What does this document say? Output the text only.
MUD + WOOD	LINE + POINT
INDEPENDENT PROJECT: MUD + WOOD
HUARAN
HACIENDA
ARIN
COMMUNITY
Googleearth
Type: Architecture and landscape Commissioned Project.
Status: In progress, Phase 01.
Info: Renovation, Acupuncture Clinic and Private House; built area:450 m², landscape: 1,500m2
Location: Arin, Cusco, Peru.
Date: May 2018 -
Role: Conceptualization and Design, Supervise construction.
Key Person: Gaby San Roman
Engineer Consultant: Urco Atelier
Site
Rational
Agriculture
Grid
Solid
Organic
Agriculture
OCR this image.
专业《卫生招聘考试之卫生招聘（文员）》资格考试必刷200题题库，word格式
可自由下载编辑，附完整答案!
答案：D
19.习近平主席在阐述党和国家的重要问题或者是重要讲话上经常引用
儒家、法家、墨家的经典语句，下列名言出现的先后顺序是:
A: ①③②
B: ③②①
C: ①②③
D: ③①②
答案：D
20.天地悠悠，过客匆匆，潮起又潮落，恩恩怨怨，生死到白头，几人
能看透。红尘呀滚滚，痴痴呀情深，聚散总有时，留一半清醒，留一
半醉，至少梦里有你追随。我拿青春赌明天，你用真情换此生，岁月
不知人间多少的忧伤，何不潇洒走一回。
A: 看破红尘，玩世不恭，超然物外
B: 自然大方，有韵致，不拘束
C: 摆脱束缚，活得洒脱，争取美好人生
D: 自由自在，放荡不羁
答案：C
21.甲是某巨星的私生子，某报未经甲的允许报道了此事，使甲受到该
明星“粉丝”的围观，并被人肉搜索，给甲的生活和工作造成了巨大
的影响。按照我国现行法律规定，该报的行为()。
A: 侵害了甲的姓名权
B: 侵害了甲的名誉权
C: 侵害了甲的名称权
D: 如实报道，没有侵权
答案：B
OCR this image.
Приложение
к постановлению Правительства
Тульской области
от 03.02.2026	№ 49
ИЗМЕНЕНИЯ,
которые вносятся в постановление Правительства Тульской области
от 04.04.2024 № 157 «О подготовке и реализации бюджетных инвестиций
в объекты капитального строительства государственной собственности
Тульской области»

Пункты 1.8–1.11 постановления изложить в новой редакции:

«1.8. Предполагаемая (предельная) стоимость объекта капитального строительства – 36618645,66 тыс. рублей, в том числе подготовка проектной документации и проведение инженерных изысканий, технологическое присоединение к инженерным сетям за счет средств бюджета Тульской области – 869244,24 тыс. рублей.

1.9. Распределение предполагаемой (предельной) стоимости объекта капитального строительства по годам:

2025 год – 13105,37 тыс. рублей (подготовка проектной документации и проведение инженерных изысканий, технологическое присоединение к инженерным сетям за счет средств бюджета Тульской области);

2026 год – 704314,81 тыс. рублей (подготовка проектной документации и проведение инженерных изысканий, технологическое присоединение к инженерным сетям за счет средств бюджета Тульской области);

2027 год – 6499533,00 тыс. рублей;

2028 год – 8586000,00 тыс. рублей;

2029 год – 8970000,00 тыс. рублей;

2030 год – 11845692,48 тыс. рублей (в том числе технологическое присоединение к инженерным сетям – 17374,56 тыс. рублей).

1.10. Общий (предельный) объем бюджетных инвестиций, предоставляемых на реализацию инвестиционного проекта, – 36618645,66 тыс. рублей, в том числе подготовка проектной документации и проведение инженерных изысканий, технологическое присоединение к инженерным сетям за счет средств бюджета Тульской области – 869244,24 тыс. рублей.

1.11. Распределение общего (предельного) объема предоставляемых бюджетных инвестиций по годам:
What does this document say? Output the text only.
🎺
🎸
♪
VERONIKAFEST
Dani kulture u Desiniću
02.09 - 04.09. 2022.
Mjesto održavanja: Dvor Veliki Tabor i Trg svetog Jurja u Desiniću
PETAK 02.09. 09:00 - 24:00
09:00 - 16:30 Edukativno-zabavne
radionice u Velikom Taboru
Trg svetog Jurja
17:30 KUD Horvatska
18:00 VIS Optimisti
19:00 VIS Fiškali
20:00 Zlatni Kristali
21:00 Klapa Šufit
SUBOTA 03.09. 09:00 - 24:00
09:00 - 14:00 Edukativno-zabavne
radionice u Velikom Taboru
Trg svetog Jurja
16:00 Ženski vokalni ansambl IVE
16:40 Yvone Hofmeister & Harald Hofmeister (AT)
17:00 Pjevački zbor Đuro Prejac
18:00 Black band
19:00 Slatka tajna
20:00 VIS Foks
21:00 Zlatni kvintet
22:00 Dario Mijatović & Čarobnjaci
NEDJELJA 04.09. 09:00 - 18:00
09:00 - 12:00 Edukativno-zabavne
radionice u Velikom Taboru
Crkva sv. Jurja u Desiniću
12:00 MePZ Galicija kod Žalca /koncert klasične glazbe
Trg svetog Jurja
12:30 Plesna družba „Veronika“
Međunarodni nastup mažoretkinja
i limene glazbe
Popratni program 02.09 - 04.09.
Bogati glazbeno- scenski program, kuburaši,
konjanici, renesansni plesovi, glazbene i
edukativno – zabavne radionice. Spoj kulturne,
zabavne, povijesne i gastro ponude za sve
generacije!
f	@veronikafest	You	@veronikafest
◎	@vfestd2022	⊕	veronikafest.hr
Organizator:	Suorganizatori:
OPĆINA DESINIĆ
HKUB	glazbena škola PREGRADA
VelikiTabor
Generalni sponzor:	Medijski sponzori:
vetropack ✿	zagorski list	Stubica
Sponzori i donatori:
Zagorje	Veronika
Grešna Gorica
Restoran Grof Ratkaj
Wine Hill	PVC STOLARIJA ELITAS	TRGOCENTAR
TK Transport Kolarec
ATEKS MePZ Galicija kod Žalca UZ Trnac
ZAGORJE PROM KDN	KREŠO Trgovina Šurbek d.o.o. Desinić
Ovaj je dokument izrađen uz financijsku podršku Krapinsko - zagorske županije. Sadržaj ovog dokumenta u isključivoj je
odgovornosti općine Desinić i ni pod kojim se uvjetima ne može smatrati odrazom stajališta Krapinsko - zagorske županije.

# PROBLEM TO WORK ON
Search the listing for the word "Krapinsko" and return each line that holds it.

# SOLUTION
Ovaj je dokument izrađen uz financijsku podršku Krapinsko - zagorske županije. Sadržaj ovog dokumenta u isključivoj je
odgovornosti općine Desinić i ni pod kojim se uvjetima ne može smatrati odrazom stajališta Krapinsko - zagorske županije.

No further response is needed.